Dataset entries —
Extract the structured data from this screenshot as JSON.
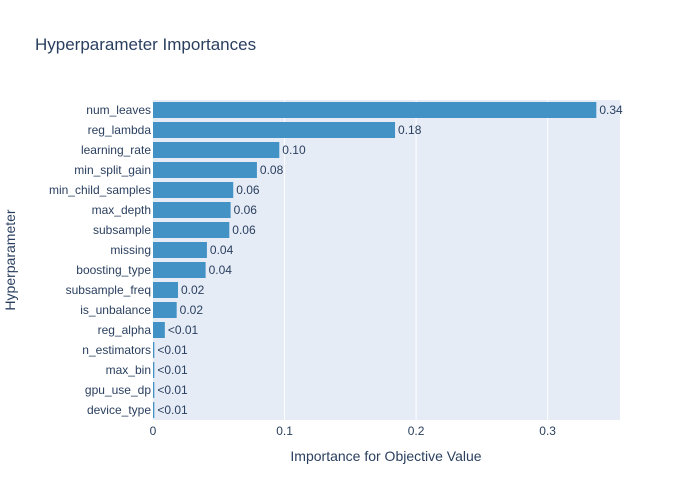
{
  "chart_data": {
    "type": "bar",
    "orientation": "horizontal",
    "title": "Hyperparameter Importances",
    "xlabel": "Importance for Objective Value",
    "ylabel": "Hyperparameter",
    "xlim": [
      0,
      0.355
    ],
    "x_ticks": [
      "0",
      "0.1",
      "0.2",
      "0.3"
    ],
    "x_tick_values": [
      0,
      0.1,
      0.2,
      0.3
    ],
    "grid": true,
    "legend": "none",
    "colors": {
      "bar": "#4292c6",
      "plot_bg": "#E5ECF6",
      "grid": "#ffffff",
      "text": "#2a3f5f"
    },
    "categories": [
      "num_leaves",
      "reg_lambda",
      "learning_rate",
      "min_split_gain",
      "min_child_samples",
      "max_depth",
      "subsample",
      "missing",
      "boosting_type",
      "subsample_freq",
      "is_unbalance",
      "reg_alpha",
      "n_estimators",
      "max_bin",
      "gpu_use_dp",
      "device_type"
    ],
    "values": [
      0.337,
      0.184,
      0.096,
      0.079,
      0.061,
      0.059,
      0.058,
      0.041,
      0.04,
      0.019,
      0.018,
      0.009,
      0.001,
      0.001,
      0.001,
      0.001
    ],
    "value_labels": [
      "0.34",
      "0.18",
      "0.10",
      "0.08",
      "0.06",
      "0.06",
      "0.06",
      "0.04",
      "0.04",
      "0.02",
      "0.02",
      "<0.01",
      "<0.01",
      "<0.01",
      "<0.01",
      "<0.01"
    ]
  }
}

Written task —
Transcribe the material exactly, keeping every word and none of the pictures.

Written solution —
Extract the structured data from this screenshot as JSON.
{
  "chart_data": {
    "type": "bar",
    "orientation": "horizontal",
    "title": "Hyperparameter Importances",
    "xlabel": "Importance for Objective Value",
    "ylabel": "Hyperparameter",
    "xlim": [
      0,
      0.355
    ],
    "x_ticks": [
      "0",
      "0.1",
      "0.2",
      "0.3"
    ],
    "x_tick_values": [
      0,
      0.1,
      0.2,
      0.3
    ],
    "grid": true,
    "legend": "none",
    "colors": {
      "bar": "#4292c6",
      "plot_bg": "#E5ECF6",
      "grid": "#ffffff",
      "text": "#2a3f5f"
    },
    "categories": [
      "num_leaves",
      "reg_lambda",
      "learning_rate",
      "min_split_gain",
      "min_child_samples",
      "max_depth",
      "subsample",
      "missing",
      "boosting_type",
      "subsample_freq",
      "is_unbalance",
      "reg_alpha",
      "n_estimators",
      "max_bin",
      "gpu_use_dp",
      "device_type"
    ],
    "values": [
      0.337,
      0.184,
      0.096,
      0.079,
      0.061,
      0.059,
      0.058,
      0.041,
      0.04,
      0.019,
      0.018,
      0.009,
      0.001,
      0.001,
      0.001,
      0.001
    ],
    "value_labels": [
      "0.34",
      "0.18",
      "0.10",
      "0.08",
      "0.06",
      "0.06",
      "0.06",
      "0.04",
      "0.04",
      "0.02",
      "0.02",
      "<0.01",
      "<0.01",
      "<0.01",
      "<0.01",
      "<0.01"
    ]
  }
}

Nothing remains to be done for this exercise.